Brief
Pick out each line with the word "JSON" from the material that follows.

Items from a dataset
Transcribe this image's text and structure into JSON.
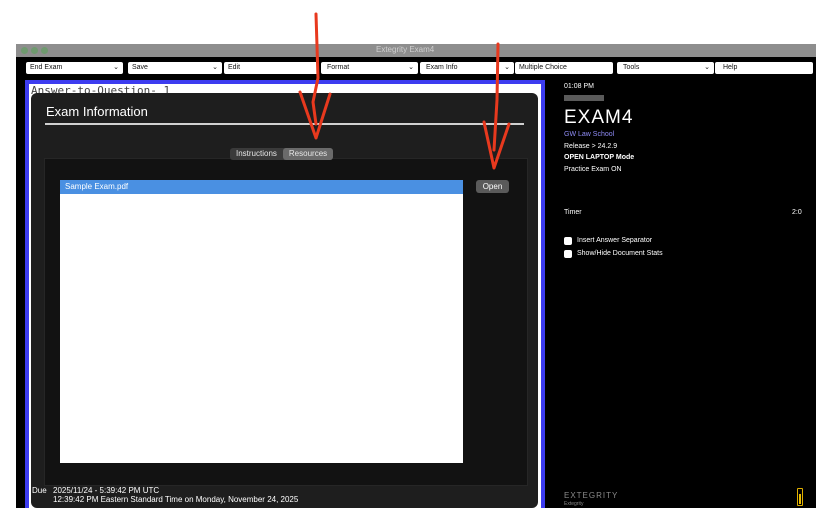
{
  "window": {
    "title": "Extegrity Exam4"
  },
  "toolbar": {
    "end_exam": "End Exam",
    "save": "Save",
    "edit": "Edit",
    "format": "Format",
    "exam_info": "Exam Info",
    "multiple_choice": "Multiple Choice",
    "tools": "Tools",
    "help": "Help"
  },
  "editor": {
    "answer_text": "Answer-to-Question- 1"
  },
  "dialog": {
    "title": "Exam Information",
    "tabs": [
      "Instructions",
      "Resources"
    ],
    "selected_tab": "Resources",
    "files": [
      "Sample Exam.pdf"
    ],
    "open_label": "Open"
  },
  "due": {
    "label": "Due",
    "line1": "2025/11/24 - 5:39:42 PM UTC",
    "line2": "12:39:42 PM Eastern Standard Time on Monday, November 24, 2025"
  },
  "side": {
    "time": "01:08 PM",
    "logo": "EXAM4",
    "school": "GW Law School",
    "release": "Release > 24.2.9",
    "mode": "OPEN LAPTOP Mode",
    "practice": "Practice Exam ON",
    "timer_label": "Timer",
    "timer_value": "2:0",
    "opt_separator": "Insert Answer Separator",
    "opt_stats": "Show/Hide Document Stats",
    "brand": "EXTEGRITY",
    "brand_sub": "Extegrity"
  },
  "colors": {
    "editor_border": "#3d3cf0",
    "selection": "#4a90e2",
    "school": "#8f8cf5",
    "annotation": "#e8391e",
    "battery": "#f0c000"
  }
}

* * *

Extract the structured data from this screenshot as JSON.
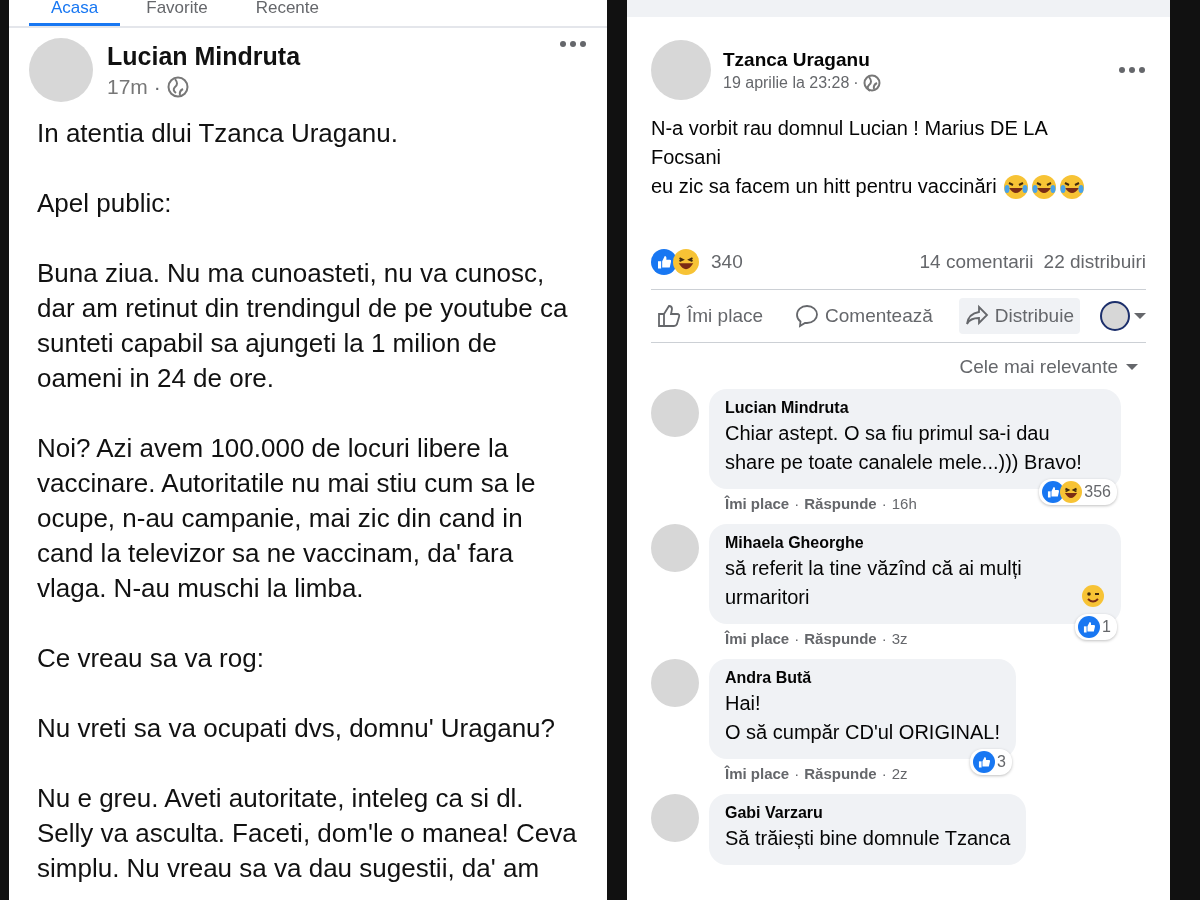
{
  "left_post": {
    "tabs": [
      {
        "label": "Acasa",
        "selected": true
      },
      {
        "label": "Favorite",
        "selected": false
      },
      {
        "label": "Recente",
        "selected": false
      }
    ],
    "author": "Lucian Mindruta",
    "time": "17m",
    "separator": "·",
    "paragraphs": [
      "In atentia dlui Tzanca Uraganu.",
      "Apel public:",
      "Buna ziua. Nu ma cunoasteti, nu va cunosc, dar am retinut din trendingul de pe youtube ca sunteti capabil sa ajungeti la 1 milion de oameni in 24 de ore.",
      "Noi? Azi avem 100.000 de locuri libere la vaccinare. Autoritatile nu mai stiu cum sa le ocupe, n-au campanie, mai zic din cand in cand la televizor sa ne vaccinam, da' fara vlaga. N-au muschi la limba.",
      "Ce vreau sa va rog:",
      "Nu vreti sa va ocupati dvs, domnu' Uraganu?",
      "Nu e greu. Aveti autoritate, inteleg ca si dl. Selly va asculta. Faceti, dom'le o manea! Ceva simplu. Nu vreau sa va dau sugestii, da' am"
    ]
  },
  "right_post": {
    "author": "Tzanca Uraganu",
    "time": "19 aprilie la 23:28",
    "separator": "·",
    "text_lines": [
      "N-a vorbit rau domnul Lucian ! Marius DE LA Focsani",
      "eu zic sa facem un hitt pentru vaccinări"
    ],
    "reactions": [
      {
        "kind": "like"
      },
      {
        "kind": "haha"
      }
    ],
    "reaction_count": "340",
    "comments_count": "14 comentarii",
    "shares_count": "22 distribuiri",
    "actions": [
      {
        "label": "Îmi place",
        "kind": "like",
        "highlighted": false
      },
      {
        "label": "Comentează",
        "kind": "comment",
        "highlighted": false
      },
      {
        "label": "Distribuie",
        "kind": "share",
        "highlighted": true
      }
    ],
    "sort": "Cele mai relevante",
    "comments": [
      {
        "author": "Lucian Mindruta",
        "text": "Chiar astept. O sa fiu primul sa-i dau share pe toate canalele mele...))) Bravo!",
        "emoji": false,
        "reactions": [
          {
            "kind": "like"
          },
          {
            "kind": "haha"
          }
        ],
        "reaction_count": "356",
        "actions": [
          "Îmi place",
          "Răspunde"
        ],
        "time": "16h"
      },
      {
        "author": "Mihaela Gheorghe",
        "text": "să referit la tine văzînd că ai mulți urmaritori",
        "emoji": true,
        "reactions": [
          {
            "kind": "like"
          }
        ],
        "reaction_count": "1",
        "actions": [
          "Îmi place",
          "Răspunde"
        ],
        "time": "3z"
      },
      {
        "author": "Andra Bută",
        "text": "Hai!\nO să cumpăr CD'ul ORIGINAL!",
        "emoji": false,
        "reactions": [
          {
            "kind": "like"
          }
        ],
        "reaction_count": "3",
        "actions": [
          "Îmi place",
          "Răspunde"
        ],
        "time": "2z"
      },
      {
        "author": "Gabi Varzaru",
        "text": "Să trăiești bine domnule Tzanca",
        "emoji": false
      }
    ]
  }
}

* * *

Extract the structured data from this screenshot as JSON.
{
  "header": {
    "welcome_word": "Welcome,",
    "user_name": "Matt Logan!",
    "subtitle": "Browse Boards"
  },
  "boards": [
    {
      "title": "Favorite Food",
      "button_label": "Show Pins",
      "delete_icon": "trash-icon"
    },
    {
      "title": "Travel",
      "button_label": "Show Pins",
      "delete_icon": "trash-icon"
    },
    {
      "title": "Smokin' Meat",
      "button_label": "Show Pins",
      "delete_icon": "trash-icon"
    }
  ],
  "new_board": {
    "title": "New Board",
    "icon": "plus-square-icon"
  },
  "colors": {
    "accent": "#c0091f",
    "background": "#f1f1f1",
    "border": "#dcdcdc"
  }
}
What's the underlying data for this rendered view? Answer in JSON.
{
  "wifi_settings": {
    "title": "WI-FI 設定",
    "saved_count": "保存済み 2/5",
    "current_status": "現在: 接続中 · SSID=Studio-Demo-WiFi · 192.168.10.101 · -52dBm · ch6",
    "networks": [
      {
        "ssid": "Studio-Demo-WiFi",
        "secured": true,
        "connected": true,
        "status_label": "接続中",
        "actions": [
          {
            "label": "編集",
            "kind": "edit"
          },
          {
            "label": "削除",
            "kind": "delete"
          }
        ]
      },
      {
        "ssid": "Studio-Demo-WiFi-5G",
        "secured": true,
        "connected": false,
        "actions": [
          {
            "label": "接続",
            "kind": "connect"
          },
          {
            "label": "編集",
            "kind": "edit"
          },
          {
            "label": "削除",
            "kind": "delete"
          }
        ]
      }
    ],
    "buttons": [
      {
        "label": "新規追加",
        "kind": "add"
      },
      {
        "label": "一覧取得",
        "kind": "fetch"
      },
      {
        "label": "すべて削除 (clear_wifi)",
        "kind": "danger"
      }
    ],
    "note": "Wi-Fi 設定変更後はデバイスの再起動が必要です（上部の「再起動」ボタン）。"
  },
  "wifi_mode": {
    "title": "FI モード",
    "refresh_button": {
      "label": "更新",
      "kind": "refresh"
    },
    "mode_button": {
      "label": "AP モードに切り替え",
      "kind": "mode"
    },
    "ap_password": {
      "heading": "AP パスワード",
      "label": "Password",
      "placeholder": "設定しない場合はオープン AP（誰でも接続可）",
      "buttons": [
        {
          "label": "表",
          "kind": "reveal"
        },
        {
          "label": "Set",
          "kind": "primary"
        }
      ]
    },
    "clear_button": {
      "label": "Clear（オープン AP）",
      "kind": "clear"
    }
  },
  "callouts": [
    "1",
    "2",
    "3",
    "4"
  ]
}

Complete answer
Transcribe this image's text and structure into JSON.
Extract the structured data from this screenshot as JSON.
Extract the structured data from this screenshot as JSON.
What's the underlying data for this rendered view? Answer in JSON.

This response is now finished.